>> start Material

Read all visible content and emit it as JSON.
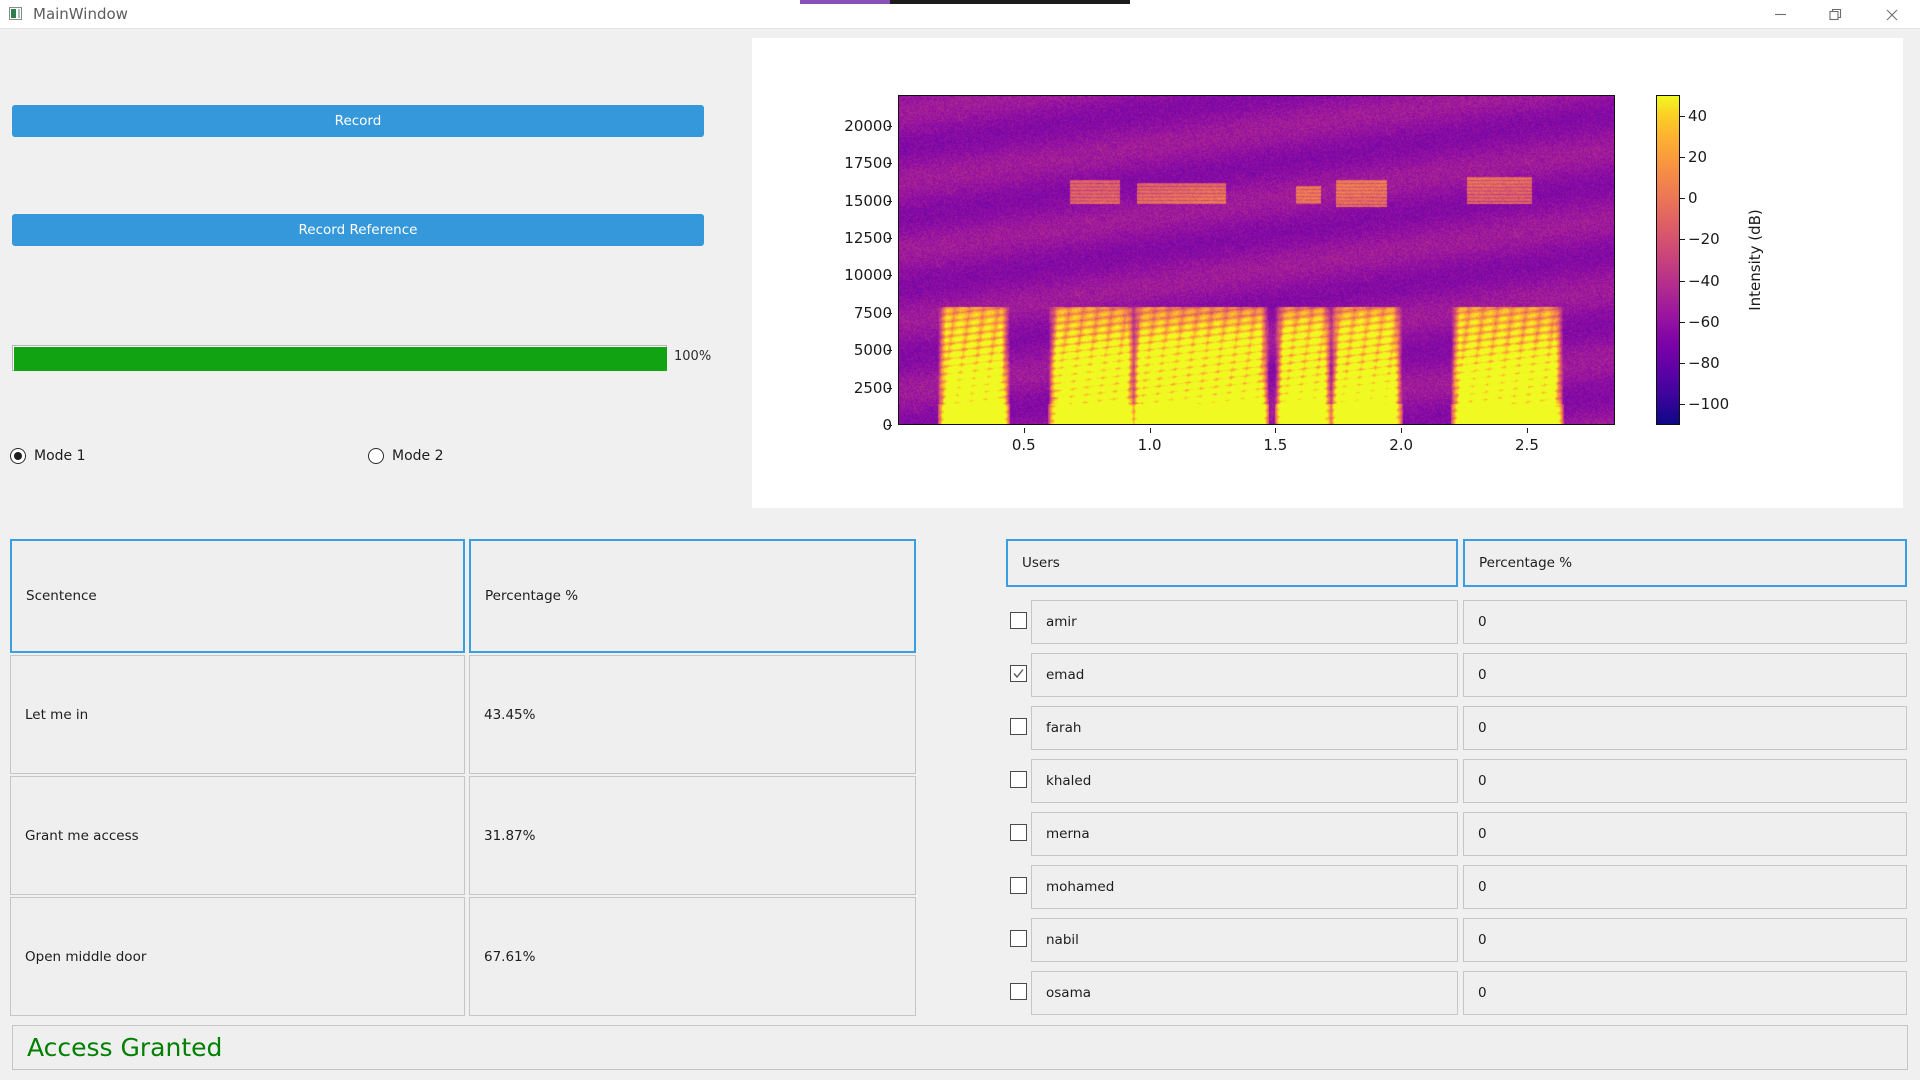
{
  "window": {
    "title": "MainWindow",
    "icon": "app-icon",
    "controls": [
      {
        "name": "minimize-button",
        "glyph": "minimize"
      },
      {
        "name": "maximize-button",
        "glyph": "restore"
      },
      {
        "name": "close-button",
        "glyph": "close"
      }
    ]
  },
  "controls": {
    "record_label": "Record",
    "record_reference_label": "Record Reference",
    "progress": {
      "value": 100,
      "label": "100%",
      "color": "#11a312"
    },
    "modes": [
      {
        "label": "Mode 1",
        "selected": true
      },
      {
        "label": "Mode 2",
        "selected": false
      }
    ],
    "accent_color": "#3498db"
  },
  "chart_data": {
    "type": "heatmap",
    "title": "",
    "xlabel": "",
    "ylabel": "",
    "colorbar_label": "Intensity (dB)",
    "colormap": "plasma",
    "xticks": [
      "0.5",
      "1.0",
      "1.5",
      "2.0",
      "2.5"
    ],
    "xtick_values": [
      0.5,
      1.0,
      1.5,
      2.0,
      2.5
    ],
    "yticks": [
      "0",
      "2500",
      "5000",
      "7500",
      "10000",
      "12500",
      "15000",
      "17500",
      "20000"
    ],
    "ytick_values": [
      0,
      2500,
      5000,
      7500,
      10000,
      12500,
      15000,
      17500,
      20000
    ],
    "xlim": [
      0.0,
      2.85
    ],
    "ylim": [
      0,
      22050
    ],
    "colorbar_ticks": [
      "40",
      "20",
      "0",
      "−20",
      "−40",
      "−60",
      "−80",
      "−100"
    ],
    "colorbar_tick_values": [
      40,
      20,
      0,
      -20,
      -40,
      -60,
      -80,
      -100
    ],
    "clim": [
      -110,
      50
    ],
    "grid": false,
    "legend": "colorbar-right",
    "description": "Audio spectrogram: speech energy concentrated below 7500 Hz with bright yellow harmonic bands, faint orange formant bands near 15000-16000 Hz, purple noise floor elsewhere.",
    "speech_segments": [
      {
        "start": 0.18,
        "end": 0.42
      },
      {
        "start": 0.62,
        "end": 0.92
      },
      {
        "start": 0.95,
        "end": 1.45
      },
      {
        "start": 1.52,
        "end": 1.7
      },
      {
        "start": 1.74,
        "end": 1.98
      },
      {
        "start": 2.22,
        "end": 2.62
      }
    ],
    "high_bands": [
      {
        "start": 0.68,
        "end": 0.88,
        "freq_lo": 14800,
        "freq_hi": 16400
      },
      {
        "start": 0.95,
        "end": 1.3,
        "freq_lo": 14800,
        "freq_hi": 16200
      },
      {
        "start": 1.58,
        "end": 1.68,
        "freq_lo": 14800,
        "freq_hi": 16000
      },
      {
        "start": 1.74,
        "end": 1.94,
        "freq_lo": 14600,
        "freq_hi": 16400
      },
      {
        "start": 2.26,
        "end": 2.52,
        "freq_lo": 14800,
        "freq_hi": 16600
      }
    ]
  },
  "sentence_table": {
    "headers": [
      "Scentence",
      "Percentage %"
    ],
    "rows": [
      {
        "sentence": "Let me in",
        "percentage": "43.45%"
      },
      {
        "sentence": "Grant me access",
        "percentage": "31.87%"
      },
      {
        "sentence": "Open middle door",
        "percentage": "67.61%"
      }
    ]
  },
  "users_table": {
    "headers": [
      "Users",
      "Percentage %"
    ],
    "rows": [
      {
        "name": "amir",
        "percentage": "0",
        "checked": false
      },
      {
        "name": "emad",
        "percentage": "0",
        "checked": true
      },
      {
        "name": "farah",
        "percentage": "0",
        "checked": false
      },
      {
        "name": "khaled",
        "percentage": "0",
        "checked": false
      },
      {
        "name": "merna",
        "percentage": "0",
        "checked": false
      },
      {
        "name": "mohamed",
        "percentage": "0",
        "checked": false
      },
      {
        "name": "nabil",
        "percentage": "0",
        "checked": false
      },
      {
        "name": "osama",
        "percentage": "0",
        "checked": false
      }
    ]
  },
  "status": {
    "text": "Access Granted",
    "color": "#008000"
  }
}
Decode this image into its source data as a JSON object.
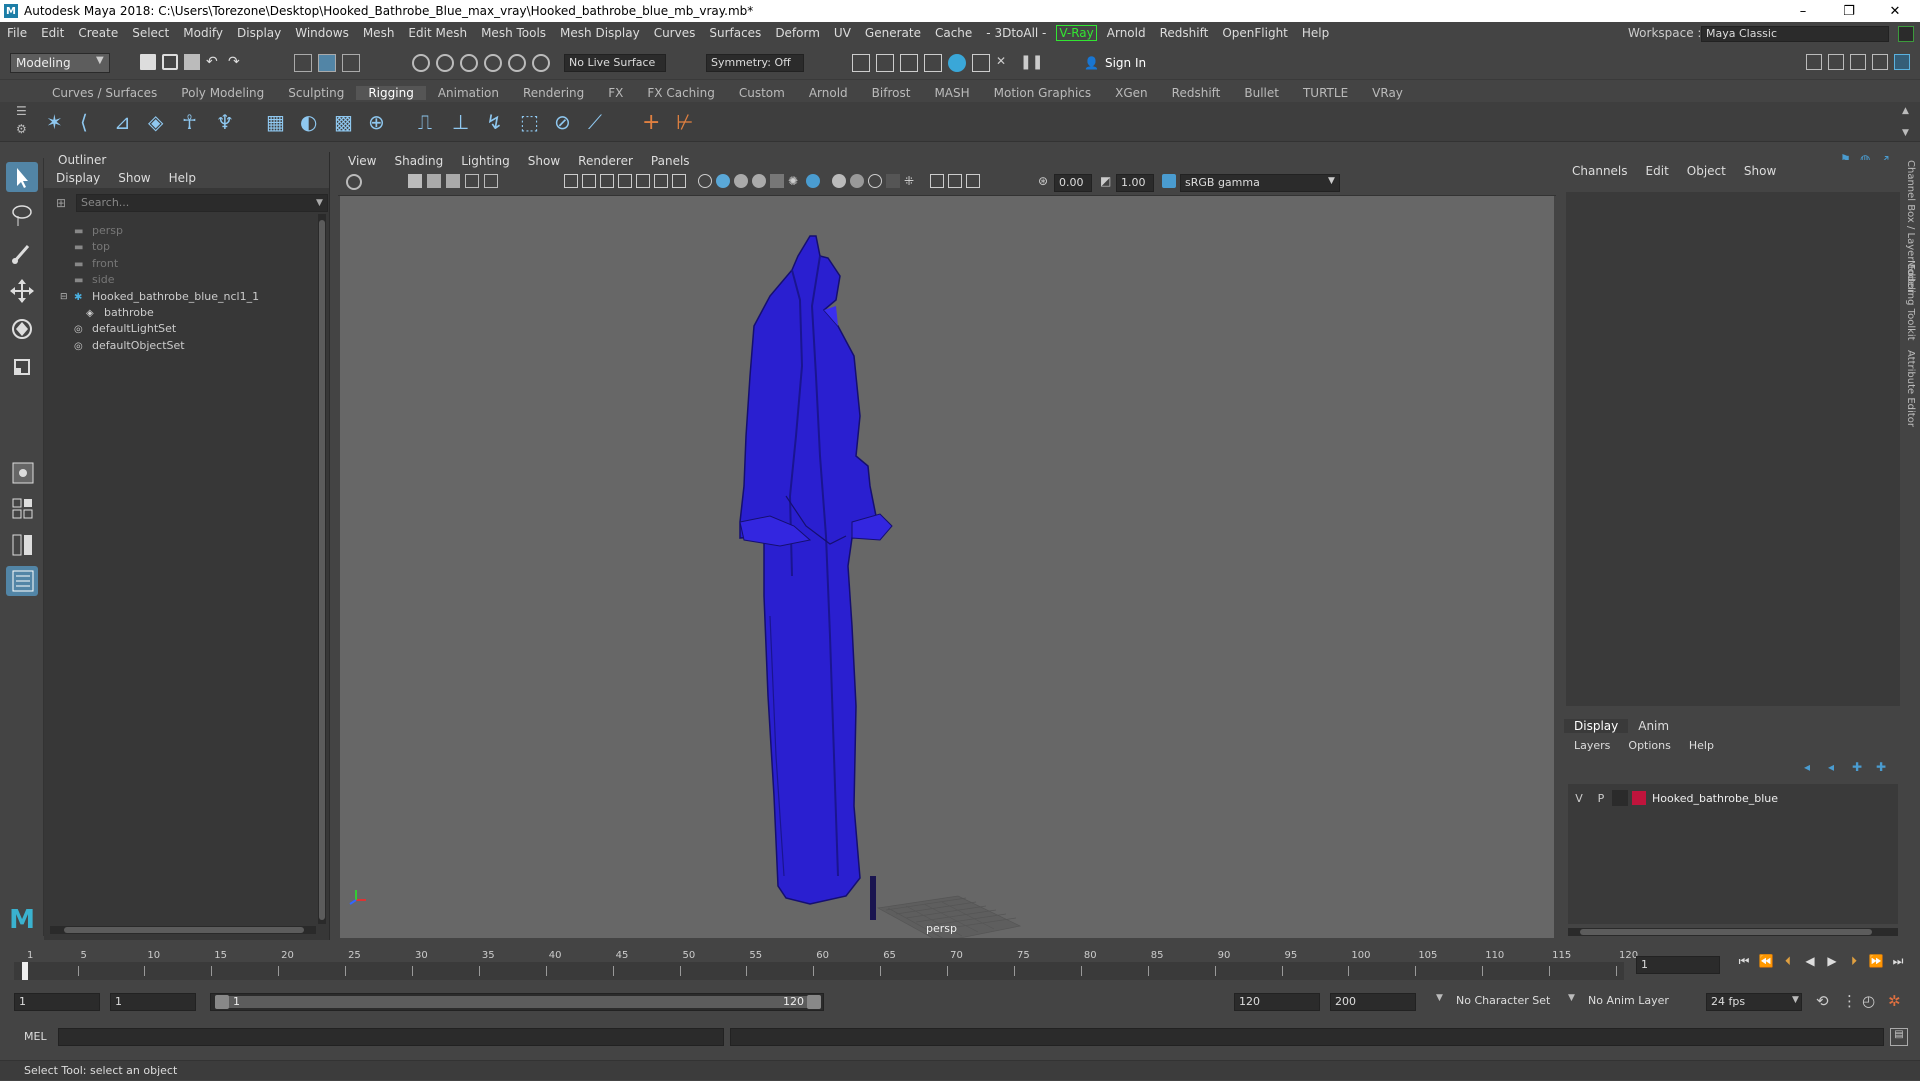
{
  "window": {
    "title": "Autodesk Maya 2018: C:\\Users\\Torezone\\Desktop\\Hooked_Bathrobe_Blue_max_vray\\Hooked_bathrobe_blue_mb_vray.mb*",
    "minimize": "–",
    "maximize": "❐",
    "close": "✕"
  },
  "menubar": {
    "items": [
      "File",
      "Edit",
      "Create",
      "Select",
      "Modify",
      "Display",
      "Windows",
      "Mesh",
      "Edit Mesh",
      "Mesh Tools",
      "Mesh Display",
      "Curves",
      "Surfaces",
      "Deform",
      "UV",
      "Generate",
      "Cache",
      "- 3DtoAll -"
    ],
    "vray": "V-Ray",
    "items2": [
      "Arnold",
      "Redshift",
      "OpenFlight",
      "Help"
    ],
    "workspace_label": "Workspace :",
    "workspace_value": "Maya Classic"
  },
  "statusline": {
    "mode": "Modeling",
    "live_surface": "No Live Surface",
    "symmetry": "Symmetry: Off",
    "sign_in": "Sign In"
  },
  "shelf": {
    "tabs": [
      "Curves / Surfaces",
      "Poly Modeling",
      "Sculpting",
      "Rigging",
      "Animation",
      "Rendering",
      "FX",
      "FX Caching",
      "Custom",
      "Arnold",
      "Bifrost",
      "MASH",
      "Motion Graphics",
      "XGen",
      "Redshift",
      "Bullet",
      "TURTLE",
      "VRay"
    ],
    "active_tab": "Rigging"
  },
  "outliner": {
    "title": "Outliner",
    "menu": [
      "Display",
      "Show",
      "Help"
    ],
    "search_placeholder": "Search...",
    "rows": [
      {
        "label": "persp",
        "icon": "camera-icon",
        "dim": true
      },
      {
        "label": "top",
        "icon": "camera-icon",
        "dim": true
      },
      {
        "label": "front",
        "icon": "camera-icon",
        "dim": true
      },
      {
        "label": "side",
        "icon": "camera-icon",
        "dim": true
      },
      {
        "label": "Hooked_bathrobe_blue_ncl1_1",
        "icon": "group-icon",
        "dim": false
      },
      {
        "label": "bathrobe",
        "icon": "mesh-icon",
        "dim": false
      },
      {
        "label": "defaultLightSet",
        "icon": "set-icon",
        "dim": false
      },
      {
        "label": "defaultObjectSet",
        "icon": "set-icon",
        "dim": false
      }
    ]
  },
  "viewport": {
    "menu": [
      "View",
      "Shading",
      "Lighting",
      "Show",
      "Renderer",
      "Panels"
    ],
    "exposure": "0.00",
    "gamma": "1.00",
    "color_space": "sRGB gamma",
    "camera_label": "persp",
    "robe_color": "#2a1fd0"
  },
  "channelbox": {
    "menu": [
      "Channels",
      "Edit",
      "Object",
      "Show"
    ]
  },
  "layers": {
    "tabs": [
      "Display",
      "Anim"
    ],
    "active_tab": "Display",
    "menu": [
      "Layers",
      "Options",
      "Help"
    ],
    "v": "V",
    "p": "P",
    "layer_name": "Hooked_bathrobe_blue",
    "layer_color": "#c0143c"
  },
  "side_tabs": [
    "Channel Box / Layer Editor",
    "Modeling Toolkit",
    "Attribute Editor"
  ],
  "timeslider": {
    "ticks": [
      "1",
      "5",
      "10",
      "15",
      "20",
      "25",
      "30",
      "35",
      "40",
      "45",
      "50",
      "55",
      "60",
      "65",
      "70",
      "75",
      "80",
      "85",
      "90",
      "95",
      "100",
      "105",
      "110",
      "115",
      "120"
    ],
    "current_frame": "1"
  },
  "range": {
    "start": "1",
    "playback_start": "1",
    "slider_start": "1",
    "slider_end": "120",
    "playback_end": "120",
    "end": "200",
    "character_set": "No Character Set",
    "anim_layer": "No Anim Layer",
    "fps": "24 fps"
  },
  "cmdline": {
    "label": "MEL"
  },
  "helpline": {
    "text": "Select Tool: select an object"
  }
}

>> end Material

• _Requirement_
From the data above, pick out each line containing "Record" and copy it.

• _Output for this task_
    "record_label": "Record",
    "record_reference_label": "Record Reference",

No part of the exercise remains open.